WHAT IS BEING ASKED: Give the count of lines that include the string "Current". Add nothing to it.
--- START DATA SHOWN ---
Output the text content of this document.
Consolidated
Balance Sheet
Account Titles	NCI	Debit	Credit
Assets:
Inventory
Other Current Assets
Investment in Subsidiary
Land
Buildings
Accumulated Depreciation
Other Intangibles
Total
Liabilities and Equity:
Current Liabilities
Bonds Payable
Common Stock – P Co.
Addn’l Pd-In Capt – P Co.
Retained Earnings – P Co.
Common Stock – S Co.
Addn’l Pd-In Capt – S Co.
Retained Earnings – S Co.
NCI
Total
--- END DATA SHOWN ---
FULL ANSWER: 2